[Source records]
^^^^^^^^^^^^^^^^

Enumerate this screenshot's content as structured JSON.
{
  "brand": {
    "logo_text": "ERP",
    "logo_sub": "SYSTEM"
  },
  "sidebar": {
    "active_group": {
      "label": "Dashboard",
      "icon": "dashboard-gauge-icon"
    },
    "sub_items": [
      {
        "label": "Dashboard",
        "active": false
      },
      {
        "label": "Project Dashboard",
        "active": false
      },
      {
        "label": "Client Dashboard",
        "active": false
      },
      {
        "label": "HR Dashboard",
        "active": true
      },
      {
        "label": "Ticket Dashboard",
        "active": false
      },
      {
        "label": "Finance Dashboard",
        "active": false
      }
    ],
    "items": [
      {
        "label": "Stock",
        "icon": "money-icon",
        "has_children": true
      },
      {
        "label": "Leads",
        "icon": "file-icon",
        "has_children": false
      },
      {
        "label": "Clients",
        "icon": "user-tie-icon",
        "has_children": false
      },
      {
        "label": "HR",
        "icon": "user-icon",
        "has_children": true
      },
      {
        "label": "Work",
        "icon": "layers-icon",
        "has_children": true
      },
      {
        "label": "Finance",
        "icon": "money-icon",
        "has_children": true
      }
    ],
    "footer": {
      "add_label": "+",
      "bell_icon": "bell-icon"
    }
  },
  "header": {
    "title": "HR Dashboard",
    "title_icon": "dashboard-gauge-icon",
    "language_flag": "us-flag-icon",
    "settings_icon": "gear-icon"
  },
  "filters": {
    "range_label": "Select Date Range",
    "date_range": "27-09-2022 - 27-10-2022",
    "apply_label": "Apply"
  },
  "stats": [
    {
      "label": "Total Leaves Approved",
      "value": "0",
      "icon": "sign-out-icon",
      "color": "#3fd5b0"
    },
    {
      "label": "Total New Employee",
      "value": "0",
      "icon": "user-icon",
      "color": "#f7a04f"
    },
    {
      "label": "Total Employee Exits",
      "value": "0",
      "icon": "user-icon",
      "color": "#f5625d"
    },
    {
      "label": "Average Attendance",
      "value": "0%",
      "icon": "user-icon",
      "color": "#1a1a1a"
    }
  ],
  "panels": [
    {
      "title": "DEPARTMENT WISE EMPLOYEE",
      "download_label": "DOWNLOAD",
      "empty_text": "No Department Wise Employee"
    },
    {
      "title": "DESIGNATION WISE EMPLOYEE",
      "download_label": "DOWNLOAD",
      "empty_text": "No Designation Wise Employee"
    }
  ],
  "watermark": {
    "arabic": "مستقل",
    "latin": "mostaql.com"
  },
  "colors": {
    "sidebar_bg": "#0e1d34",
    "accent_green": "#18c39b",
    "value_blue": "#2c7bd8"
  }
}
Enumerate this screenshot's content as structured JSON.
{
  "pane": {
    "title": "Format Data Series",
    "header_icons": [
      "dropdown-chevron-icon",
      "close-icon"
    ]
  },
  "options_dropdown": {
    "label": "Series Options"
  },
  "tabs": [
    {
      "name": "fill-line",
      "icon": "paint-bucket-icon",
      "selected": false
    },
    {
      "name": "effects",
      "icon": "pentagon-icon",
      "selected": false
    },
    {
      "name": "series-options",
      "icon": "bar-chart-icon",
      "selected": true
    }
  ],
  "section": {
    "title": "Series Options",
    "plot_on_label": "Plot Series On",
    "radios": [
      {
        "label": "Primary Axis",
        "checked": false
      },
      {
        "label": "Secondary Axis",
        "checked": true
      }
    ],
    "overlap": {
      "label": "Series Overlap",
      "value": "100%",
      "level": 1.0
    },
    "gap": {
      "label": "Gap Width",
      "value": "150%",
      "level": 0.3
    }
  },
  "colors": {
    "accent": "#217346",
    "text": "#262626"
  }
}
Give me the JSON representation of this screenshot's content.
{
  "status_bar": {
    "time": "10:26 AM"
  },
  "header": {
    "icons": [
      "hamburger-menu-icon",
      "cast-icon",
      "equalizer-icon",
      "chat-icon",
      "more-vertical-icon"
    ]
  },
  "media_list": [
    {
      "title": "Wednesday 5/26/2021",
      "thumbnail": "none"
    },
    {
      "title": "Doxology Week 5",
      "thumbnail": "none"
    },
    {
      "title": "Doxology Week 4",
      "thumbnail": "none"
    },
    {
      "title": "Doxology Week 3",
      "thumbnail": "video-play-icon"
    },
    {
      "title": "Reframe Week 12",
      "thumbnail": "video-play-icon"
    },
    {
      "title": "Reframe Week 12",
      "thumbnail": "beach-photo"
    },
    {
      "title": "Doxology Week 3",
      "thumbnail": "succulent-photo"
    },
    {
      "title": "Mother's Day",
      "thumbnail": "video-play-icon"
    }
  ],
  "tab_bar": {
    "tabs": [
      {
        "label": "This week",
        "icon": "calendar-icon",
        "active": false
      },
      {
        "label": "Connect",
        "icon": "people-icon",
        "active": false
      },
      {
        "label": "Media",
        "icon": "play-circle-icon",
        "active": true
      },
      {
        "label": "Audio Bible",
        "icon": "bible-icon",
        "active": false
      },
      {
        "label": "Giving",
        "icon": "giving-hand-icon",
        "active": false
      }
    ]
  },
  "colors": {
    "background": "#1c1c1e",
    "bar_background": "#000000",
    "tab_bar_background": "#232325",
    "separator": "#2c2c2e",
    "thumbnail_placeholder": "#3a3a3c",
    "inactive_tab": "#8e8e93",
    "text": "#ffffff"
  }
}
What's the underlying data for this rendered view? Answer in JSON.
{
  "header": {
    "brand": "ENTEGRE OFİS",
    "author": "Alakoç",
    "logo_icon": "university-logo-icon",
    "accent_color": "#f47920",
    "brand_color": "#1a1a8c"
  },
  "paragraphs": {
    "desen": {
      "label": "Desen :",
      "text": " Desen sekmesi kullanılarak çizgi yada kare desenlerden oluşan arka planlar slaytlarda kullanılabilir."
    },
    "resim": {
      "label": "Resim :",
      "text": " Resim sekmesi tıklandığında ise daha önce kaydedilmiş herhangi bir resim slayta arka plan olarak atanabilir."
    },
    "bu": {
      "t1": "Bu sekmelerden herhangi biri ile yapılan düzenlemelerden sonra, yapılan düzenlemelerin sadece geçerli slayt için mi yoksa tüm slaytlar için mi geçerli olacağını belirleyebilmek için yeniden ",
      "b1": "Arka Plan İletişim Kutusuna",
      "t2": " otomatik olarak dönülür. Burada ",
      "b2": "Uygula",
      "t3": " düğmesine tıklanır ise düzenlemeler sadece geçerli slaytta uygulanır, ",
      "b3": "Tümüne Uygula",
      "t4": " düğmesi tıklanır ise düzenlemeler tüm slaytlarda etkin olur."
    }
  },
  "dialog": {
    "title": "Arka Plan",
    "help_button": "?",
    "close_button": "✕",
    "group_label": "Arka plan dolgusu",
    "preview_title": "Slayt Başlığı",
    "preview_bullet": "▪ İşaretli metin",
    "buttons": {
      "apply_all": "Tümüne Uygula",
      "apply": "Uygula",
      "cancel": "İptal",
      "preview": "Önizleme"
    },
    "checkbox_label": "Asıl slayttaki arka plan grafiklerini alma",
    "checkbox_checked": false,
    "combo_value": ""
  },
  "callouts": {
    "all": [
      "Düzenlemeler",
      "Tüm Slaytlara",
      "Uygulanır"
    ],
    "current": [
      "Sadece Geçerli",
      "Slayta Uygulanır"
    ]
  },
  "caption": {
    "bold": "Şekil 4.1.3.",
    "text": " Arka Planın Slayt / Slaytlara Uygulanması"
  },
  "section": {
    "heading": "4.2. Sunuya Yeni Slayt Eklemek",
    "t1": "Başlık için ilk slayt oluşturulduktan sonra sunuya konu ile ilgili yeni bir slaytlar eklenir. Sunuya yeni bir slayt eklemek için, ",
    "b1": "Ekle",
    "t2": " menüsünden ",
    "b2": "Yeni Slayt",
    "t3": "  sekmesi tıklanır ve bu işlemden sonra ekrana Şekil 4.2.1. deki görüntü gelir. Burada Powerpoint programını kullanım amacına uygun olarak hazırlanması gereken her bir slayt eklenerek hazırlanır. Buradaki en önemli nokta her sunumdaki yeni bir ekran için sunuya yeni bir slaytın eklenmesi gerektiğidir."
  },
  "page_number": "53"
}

^^^^^^^^^^^^^^^^

» WORK TO BE COMPLETED: What is the number of lines above that contain the string "JSON"? Answer with the number alone.

» WRITTEN ANSWER: 4